**Exercise aim**
Collect every line of the records below that contains the word "Building", copying each line in full.

**Given information**
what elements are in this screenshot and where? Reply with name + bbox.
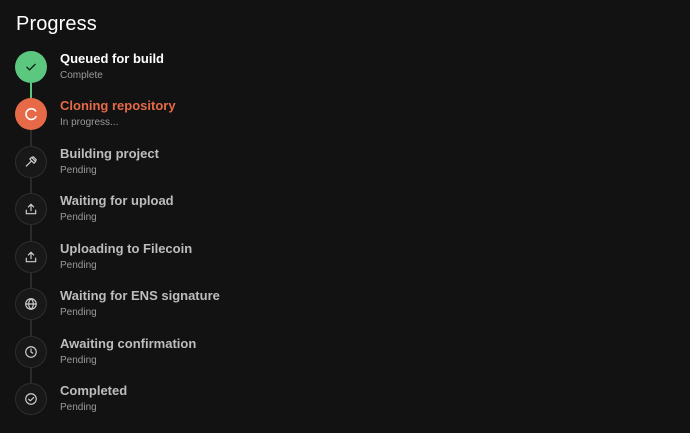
step-queued-for-build: Queued for build Complete bbox=[15, 51, 415, 83]
step-status-circle bbox=[15, 383, 47, 415]
step-status-circle bbox=[15, 193, 47, 225]
check-circle-icon bbox=[24, 392, 38, 406]
step-building-project: Building project Pending bbox=[15, 146, 415, 178]
step-connector-3 bbox=[30, 177, 32, 193]
step-label: Waiting for ENS signature bbox=[60, 288, 220, 303]
step-cloning-repository: Cloning repository In progress... bbox=[15, 98, 415, 130]
step-label: Building project bbox=[60, 146, 159, 161]
step-connector-6 bbox=[30, 320, 32, 336]
step-completed: Completed Pending bbox=[15, 383, 415, 415]
step-waiting-for-upload: Waiting for upload Pending bbox=[15, 193, 415, 225]
step-status-circle bbox=[15, 336, 47, 368]
step-status-circle bbox=[15, 146, 47, 178]
step-label: Awaiting confirmation bbox=[60, 336, 197, 351]
step-connector-1 bbox=[30, 83, 32, 99]
step-label: Completed bbox=[60, 383, 128, 398]
step-label: Cloning repository bbox=[60, 98, 176, 113]
step-connector-7 bbox=[30, 367, 32, 383]
step-status: Pending bbox=[60, 165, 97, 176]
step-status: Pending bbox=[60, 307, 97, 318]
step-status: Pending bbox=[60, 402, 97, 413]
step-status: In progress... bbox=[60, 117, 119, 128]
step-status: Pending bbox=[60, 355, 97, 366]
step-uploading-to-filecoin: Uploading to Filecoin Pending bbox=[15, 241, 415, 273]
step-connector-5 bbox=[30, 272, 32, 288]
step-awaiting-confirmation: Awaiting confirmation Pending bbox=[15, 336, 415, 368]
step-status-circle bbox=[15, 288, 47, 320]
step-connector-2 bbox=[30, 130, 32, 146]
progress-steps: Queued for build Complete Cloning reposi… bbox=[0, 0, 690, 433]
step-status-circle bbox=[15, 241, 47, 273]
upload-icon bbox=[24, 250, 38, 264]
clock-icon bbox=[24, 345, 38, 359]
step-waiting-for-ens-signature: Waiting for ENS signature Pending bbox=[15, 288, 415, 320]
step-status: Complete bbox=[60, 70, 103, 81]
check-icon bbox=[24, 60, 38, 74]
step-label: Waiting for upload bbox=[60, 193, 174, 208]
hammer-icon bbox=[24, 155, 38, 169]
spinner-icon bbox=[23, 106, 39, 122]
globe-icon bbox=[24, 297, 38, 311]
upload-icon bbox=[24, 202, 38, 216]
step-status-circle bbox=[15, 98, 47, 130]
step-status: Pending bbox=[60, 212, 97, 223]
step-connector-4 bbox=[30, 225, 32, 241]
step-status-circle bbox=[15, 51, 47, 83]
step-status: Pending bbox=[60, 260, 97, 271]
step-label: Uploading to Filecoin bbox=[60, 241, 193, 256]
step-label: Queued for build bbox=[60, 51, 164, 66]
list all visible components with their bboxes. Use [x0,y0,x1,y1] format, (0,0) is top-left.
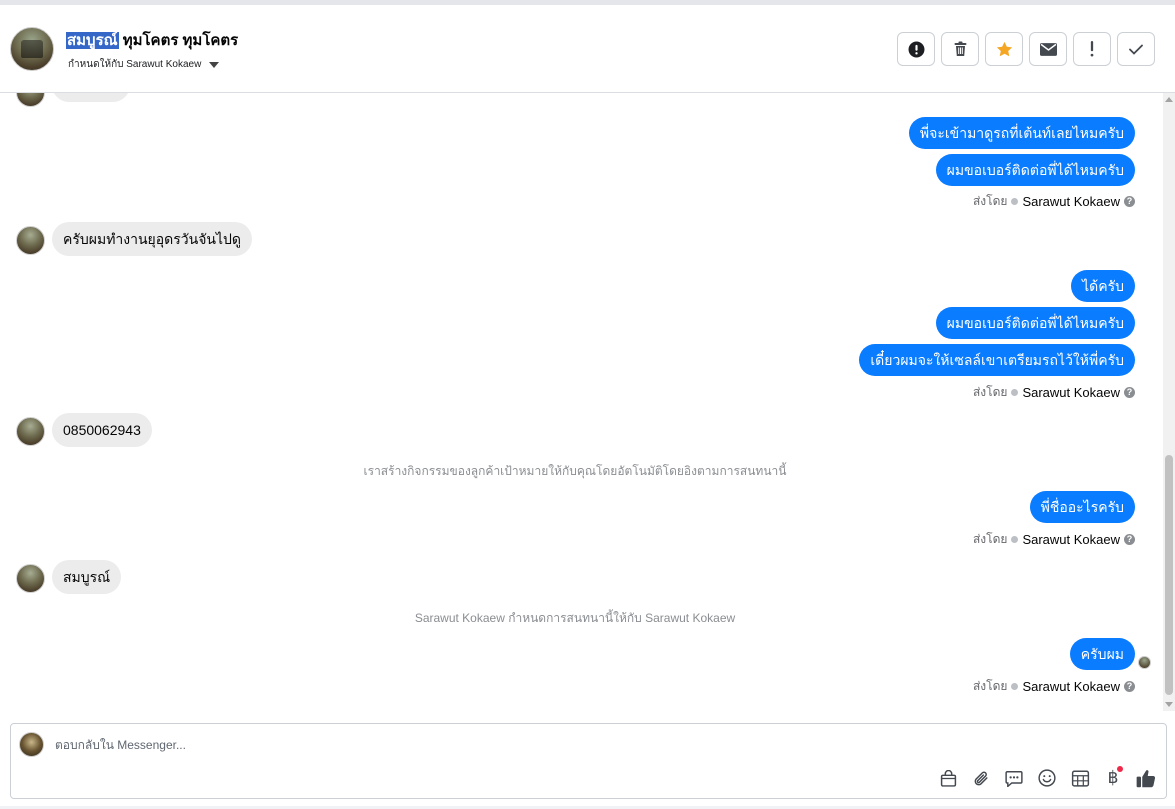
conversation-header: สมบูรณ์ ทุมโคตร ทุมโคตร กำหนดให้กับ Sara… [0,0,1175,93]
shop-button[interactable] [938,768,958,788]
outgoing-message[interactable]: ผมขอเบอร์ติดต่อพี่ได้ไหมครับ [935,154,1135,186]
sent-by-prefix: ส่งโดย [972,532,1008,546]
help-icon[interactable]: ? [1124,387,1135,398]
sent-by-line: ส่งโดย Sarawut Kokaew ? [973,383,1135,402]
read-receipt-avatar [1138,656,1151,669]
outgoing-message[interactable]: ผมขอเบอร์ติดต่อพี่ได้ไหมครับ [935,307,1135,339]
scroll-down-arrow-icon[interactable] [1165,702,1173,707]
thread-scrollbar[interactable] [1163,93,1175,711]
outgoing-message[interactable]: ได้ครับ [1071,270,1135,302]
sent-by-prefix: ส่งโดย [972,679,1008,693]
contact-avatar-small [16,93,45,107]
appointment-button[interactable] [1070,768,1090,788]
sent-by-line: ส่งโดย Sarawut Kokaew ? [973,677,1135,696]
incoming-message[interactable] [52,93,130,102]
envelope-icon [1039,42,1057,56]
contact-avatar-small [16,226,45,255]
notification-dot [1117,766,1123,772]
mark-done-button[interactable] [1117,32,1155,66]
sent-by-line: ส่งโดย Sarawut Kokaew ? [973,192,1135,211]
sent-by-prefix: ส่งโดย [972,194,1008,208]
outgoing-message[interactable]: ครับผม [1069,638,1135,670]
mark-unread-button[interactable] [1029,32,1067,66]
reply-input[interactable] [55,738,855,752]
shopping-bag-icon [940,769,956,787]
page-dot-icon [1011,536,1019,543]
inbox-conversation-panel: สมบูรณ์ ทุมโคตร ทุมโคตร กำหนดให้กับ Sara… [0,0,1175,809]
sender-name[interactable]: Sarawut Kokaew [1022,679,1120,694]
sender-name[interactable]: Sarawut Kokaew [1022,194,1120,209]
mark-spam-button[interactable] [897,32,935,66]
paperclip-icon [974,771,988,785]
page-dot-icon [1011,198,1019,205]
contact-name-rest: ทุมโคตร ทุมโคตร [118,32,239,49]
reply-composer: ฿ [10,723,1167,799]
star-icon [996,41,1012,56]
sender-name[interactable]: Sarawut Kokaew [1022,385,1120,400]
outgoing-message[interactable]: เดี๋ยวผมจะให้เซลล์เขาเตรียมรถไว้ให้พี่คร… [859,344,1135,376]
contact-name[interactable]: สมบูรณ์ ทุมโคตร ทุมโคตร [66,28,238,52]
star-button[interactable] [985,32,1023,66]
outgoing-message[interactable]: พี่ชื่ออะไรครับ [1029,491,1135,523]
follow-up-button[interactable] [1073,32,1111,66]
sent-by-line: ส่งโดย Sarawut Kokaew ? [973,530,1135,549]
help-icon[interactable]: ? [1124,534,1135,545]
like-button[interactable] [1136,768,1156,788]
trash-icon [954,41,966,56]
contact-name-highlight: สมบูรณ์ [66,32,119,49]
system-notice: Sarawut Kokaew กำหนดการสนทนานี้ให้กับ Sa… [414,611,736,625]
incoming-message[interactable]: ครับผมทำงานยุอุดรวันจันไปดู [52,222,253,256]
help-icon[interactable]: ? [1124,681,1135,692]
contact-avatar[interactable] [10,27,54,71]
check-icon [1129,44,1143,55]
sender-name[interactable]: Sarawut Kokaew [1022,532,1120,547]
incoming-message[interactable]: 0850062943 [52,413,152,447]
exclamation-icon [1090,41,1094,57]
contact-avatar-small [16,564,45,593]
payment-button[interactable]: ฿ [1103,766,1123,788]
composer-tools: ฿ [938,766,1156,788]
sent-by-prefix: ส่งโดย [972,385,1008,399]
caret-down-icon[interactable] [209,61,220,68]
incoming-message[interactable]: สมบูรณ์ [52,560,122,594]
system-notice: เราสร้างกิจกรรมของลูกค้าเป้าหมายให้กับคุ… [363,464,787,478]
header-actions [897,32,1155,66]
assignment-dropdown[interactable]: กำหนดให้กับ Sarawut Kokaew [68,57,220,72]
scroll-up-arrow-icon[interactable] [1165,97,1173,102]
page-dot-icon [1011,683,1019,690]
assignment-label: กำหนดให้กับ Sarawut Kokaew [68,59,202,70]
alert-circle-icon [908,41,924,57]
contact-avatar-small [16,417,45,446]
page-dot-icon [1011,389,1019,396]
outgoing-message[interactable]: พี่จะเข้ามาดูรถที่เต้นท์เลยไหมครับ [908,117,1135,149]
emoji-icon [1038,769,1056,787]
scroll-thumb[interactable] [1165,455,1173,695]
calendar-icon [1071,770,1089,787]
message-thread[interactable]: พี่จะเข้ามาดูรถที่เต้นท์เลยไหมครับ ผมขอเ… [0,93,1163,711]
attach-button[interactable] [971,768,991,788]
like-icon [1136,769,1156,787]
page-avatar [19,732,44,757]
help-icon[interactable]: ? [1124,196,1135,207]
saved-reply-icon [1005,770,1023,787]
emoji-button[interactable] [1037,768,1057,788]
delete-button[interactable] [941,32,979,66]
saved-replies-button[interactable] [1004,768,1024,788]
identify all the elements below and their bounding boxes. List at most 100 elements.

**Reply to the exercise**
step-building-project: Building project Pending bbox=[15, 146, 415, 178]
step-label: Building project bbox=[60, 146, 159, 161]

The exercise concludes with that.